** Start Provided records **
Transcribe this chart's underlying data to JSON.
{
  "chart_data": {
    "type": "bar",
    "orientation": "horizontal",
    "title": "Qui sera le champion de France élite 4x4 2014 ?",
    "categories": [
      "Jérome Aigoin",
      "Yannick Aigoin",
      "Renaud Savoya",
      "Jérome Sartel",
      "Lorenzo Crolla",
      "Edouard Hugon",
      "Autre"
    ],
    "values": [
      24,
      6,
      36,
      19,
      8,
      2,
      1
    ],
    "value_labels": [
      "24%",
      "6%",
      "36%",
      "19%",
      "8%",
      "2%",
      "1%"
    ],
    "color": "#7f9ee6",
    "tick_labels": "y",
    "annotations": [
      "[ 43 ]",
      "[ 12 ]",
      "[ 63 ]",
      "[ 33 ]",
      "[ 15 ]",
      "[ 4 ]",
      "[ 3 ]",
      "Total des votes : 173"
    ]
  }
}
** End Provided records **
Work to do:
Extract every line above exactly as it stands.

Problem solution:
Transcribe this chart's underlying data to JSON.
{
  "chart_data": {
    "type": "bar",
    "orientation": "horizontal",
    "title": "Qui sera le champion de France élite 4x4 2014 ?",
    "categories": [
      "Jérome Aigoin",
      "Yannick Aigoin",
      "Renaud Savoya",
      "Jérome Sartel",
      "Lorenzo Crolla",
      "Edouard Hugon",
      "Autre"
    ],
    "values": [
      24,
      6,
      36,
      19,
      8,
      2,
      1
    ],
    "value_labels": [
      "24%",
      "6%",
      "36%",
      "19%",
      "8%",
      "2%",
      "1%"
    ],
    "color": "#7f9ee6",
    "tick_labels": "y",
    "annotations": [
      "[ 43 ]",
      "[ 12 ]",
      "[ 63 ]",
      "[ 33 ]",
      "[ 15 ]",
      "[ 4 ]",
      "[ 3 ]",
      "Total des votes : 173"
    ]
  }
}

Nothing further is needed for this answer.